===== INPUT MATERIAL

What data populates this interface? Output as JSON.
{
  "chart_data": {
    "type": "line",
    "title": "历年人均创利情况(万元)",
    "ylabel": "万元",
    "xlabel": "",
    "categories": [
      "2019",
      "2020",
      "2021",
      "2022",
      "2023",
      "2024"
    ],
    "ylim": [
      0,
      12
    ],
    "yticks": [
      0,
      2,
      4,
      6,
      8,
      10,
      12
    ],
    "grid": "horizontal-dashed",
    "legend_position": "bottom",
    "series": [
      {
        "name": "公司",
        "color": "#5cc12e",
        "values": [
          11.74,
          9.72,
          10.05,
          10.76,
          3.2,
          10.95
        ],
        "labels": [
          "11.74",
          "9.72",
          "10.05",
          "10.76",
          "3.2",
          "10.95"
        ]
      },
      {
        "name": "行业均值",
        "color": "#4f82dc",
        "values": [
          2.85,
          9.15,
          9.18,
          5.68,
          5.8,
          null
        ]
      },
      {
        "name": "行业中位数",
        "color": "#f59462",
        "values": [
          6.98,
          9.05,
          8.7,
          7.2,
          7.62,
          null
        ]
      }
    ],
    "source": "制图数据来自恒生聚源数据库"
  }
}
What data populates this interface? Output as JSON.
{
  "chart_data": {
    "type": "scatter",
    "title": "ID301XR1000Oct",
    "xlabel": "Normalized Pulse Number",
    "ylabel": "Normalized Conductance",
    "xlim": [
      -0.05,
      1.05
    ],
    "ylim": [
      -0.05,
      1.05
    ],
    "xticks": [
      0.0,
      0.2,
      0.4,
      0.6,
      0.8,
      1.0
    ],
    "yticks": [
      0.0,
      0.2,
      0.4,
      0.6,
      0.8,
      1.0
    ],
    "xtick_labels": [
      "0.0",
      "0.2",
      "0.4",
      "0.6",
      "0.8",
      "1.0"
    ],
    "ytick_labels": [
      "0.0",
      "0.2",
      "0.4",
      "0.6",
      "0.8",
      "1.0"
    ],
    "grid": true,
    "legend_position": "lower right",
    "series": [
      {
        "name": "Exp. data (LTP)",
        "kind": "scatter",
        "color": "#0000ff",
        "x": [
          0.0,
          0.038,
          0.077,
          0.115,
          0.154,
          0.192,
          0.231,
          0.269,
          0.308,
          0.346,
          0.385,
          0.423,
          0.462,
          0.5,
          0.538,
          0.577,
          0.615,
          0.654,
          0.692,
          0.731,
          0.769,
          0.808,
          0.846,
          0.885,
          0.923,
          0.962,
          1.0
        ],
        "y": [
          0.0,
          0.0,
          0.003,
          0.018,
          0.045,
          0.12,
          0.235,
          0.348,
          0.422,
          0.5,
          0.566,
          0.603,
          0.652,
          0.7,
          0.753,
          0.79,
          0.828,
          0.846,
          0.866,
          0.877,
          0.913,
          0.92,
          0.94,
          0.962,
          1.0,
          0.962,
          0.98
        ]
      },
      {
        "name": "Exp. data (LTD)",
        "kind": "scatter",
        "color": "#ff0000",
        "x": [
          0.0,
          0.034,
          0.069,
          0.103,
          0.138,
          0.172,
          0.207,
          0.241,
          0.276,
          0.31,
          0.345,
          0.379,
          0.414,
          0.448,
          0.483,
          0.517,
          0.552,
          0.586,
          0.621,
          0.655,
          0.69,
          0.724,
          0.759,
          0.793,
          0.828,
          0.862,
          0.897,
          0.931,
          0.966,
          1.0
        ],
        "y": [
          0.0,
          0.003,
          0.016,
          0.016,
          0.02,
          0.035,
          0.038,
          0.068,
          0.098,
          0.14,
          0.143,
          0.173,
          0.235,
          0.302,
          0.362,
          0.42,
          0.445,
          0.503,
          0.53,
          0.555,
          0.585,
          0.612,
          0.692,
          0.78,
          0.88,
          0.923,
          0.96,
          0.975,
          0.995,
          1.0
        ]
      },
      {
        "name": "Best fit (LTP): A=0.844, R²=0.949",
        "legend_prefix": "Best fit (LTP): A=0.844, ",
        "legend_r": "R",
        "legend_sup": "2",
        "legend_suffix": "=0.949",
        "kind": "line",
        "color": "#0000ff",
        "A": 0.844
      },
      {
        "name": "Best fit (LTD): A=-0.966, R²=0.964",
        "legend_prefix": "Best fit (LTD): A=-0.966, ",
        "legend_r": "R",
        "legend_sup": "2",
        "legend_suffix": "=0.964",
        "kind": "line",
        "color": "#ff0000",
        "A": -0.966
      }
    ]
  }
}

==========

WORK TO BE COMPLETED » Print the records above exactly as they appear.

FULL SOLUTION »
What data populates this interface? Output as JSON.
{
  "chart_data": {
    "type": "line",
    "title": "历年人均创利情况(万元)",
    "ylabel": "万元",
    "xlabel": "",
    "categories": [
      "2019",
      "2020",
      "2021",
      "2022",
      "2023",
      "2024"
    ],
    "ylim": [
      0,
      12
    ],
    "yticks": [
      0,
      2,
      4,
      6,
      8,
      10,
      12
    ],
    "grid": "horizontal-dashed",
    "legend_position": "bottom",
    "series": [
      {
        "name": "公司",
        "color": "#5cc12e",
        "values": [
          11.74,
          9.72,
          10.05,
          10.76,
          3.2,
          10.95
        ],
        "labels": [
          "11.74",
          "9.72",
          "10.05",
          "10.76",
          "3.2",
          "10.95"
        ]
      },
      {
        "name": "行业均值",
        "color": "#4f82dc",
        "values": [
          2.85,
          9.15,
          9.18,
          5.68,
          5.8,
          null
        ]
      },
      {
        "name": "行业中位数",
        "color": "#f59462",
        "values": [
          6.98,
          9.05,
          8.7,
          7.2,
          7.62,
          null
        ]
      }
    ],
    "source": "制图数据来自恒生聚源数据库"
  }
}
What data populates this interface? Output as JSON.
{
  "chart_data": {
    "type": "scatter",
    "title": "ID301XR1000Oct",
    "xlabel": "Normalized Pulse Number",
    "ylabel": "Normalized Conductance",
    "xlim": [
      -0.05,
      1.05
    ],
    "ylim": [
      -0.05,
      1.05
    ],
    "xticks": [
      0.0,
      0.2,
      0.4,
      0.6,
      0.8,
      1.0
    ],
    "yticks": [
      0.0,
      0.2,
      0.4,
      0.6,
      0.8,
      1.0
    ],
    "xtick_labels": [
      "0.0",
      "0.2",
      "0.4",
      "0.6",
      "0.8",
      "1.0"
    ],
    "ytick_labels": [
      "0.0",
      "0.2",
      "0.4",
      "0.6",
      "0.8",
      "1.0"
    ],
    "grid": true,
    "legend_position": "lower right",
    "series": [
      {
        "name": "Exp. data (LTP)",
        "kind": "scatter",
        "color": "#0000ff",
        "x": [
          0.0,
          0.038,
          0.077,
          0.115,
          0.154,
          0.192,
          0.231,
          0.269,
          0.308,
          0.346,
          0.385,
          0.423,
          0.462,
          0.5,
          0.538,
          0.577,
          0.615,
          0.654,
          0.692,
          0.731,
          0.769,
          0.808,
          0.846,
          0.885,
          0.923,
          0.962,
          1.0
        ],
        "y": [
          0.0,
          0.0,
          0.003,
          0.018,
          0.045,
          0.12,
          0.235,
          0.348,
          0.422,
          0.5,
          0.566,
          0.603,
          0.652,
          0.7,
          0.753,
          0.79,
          0.828,
          0.846,
          0.866,
          0.877,
          0.913,
          0.92,
          0.94,
          0.962,
          1.0,
          0.962,
          0.98
        ]
      },
      {
        "name": "Exp. data (LTD)",
        "kind": "scatter",
        "color": "#ff0000",
        "x": [
          0.0,
          0.034,
          0.069,
          0.103,
          0.138,
          0.172,
          0.207,
          0.241,
          0.276,
          0.31,
          0.345,
          0.379,
          0.414,
          0.448,
          0.483,
          0.517,
          0.552,
          0.586,
          0.621,
          0.655,
          0.69,
          0.724,
          0.759,
          0.793,
          0.828,
          0.862,
          0.897,
          0.931,
          0.966,
          1.0
        ],
        "y": [
          0.0,
          0.003,
          0.016,
          0.016,
          0.02,
          0.035,
          0.038,
          0.068,
          0.098,
          0.14,
          0.143,
          0.173,
          0.235,
          0.302,
          0.362,
          0.42,
          0.445,
          0.503,
          0.53,
          0.555,
          0.585,
          0.612,
          0.692,
          0.78,
          0.88,
          0.923,
          0.96,
          0.975,
          0.995,
          1.0
        ]
      },
      {
        "name": "Best fit (LTP): A=0.844, R²=0.949",
        "legend_prefix": "Best fit (LTP): A=0.844, ",
        "legend_r": "R",
        "legend_sup": "2",
        "legend_suffix": "=0.949",
        "kind": "line",
        "color": "#0000ff",
        "A": 0.844
      },
      {
        "name": "Best fit (LTD): A=-0.966, R²=0.964",
        "legend_prefix": "Best fit (LTD): A=-0.966, ",
        "legend_r": "R",
        "legend_sup": "2",
        "legend_suffix": "=0.964",
        "kind": "line",
        "color": "#ff0000",
        "A": -0.966
      }
    ]
  }
}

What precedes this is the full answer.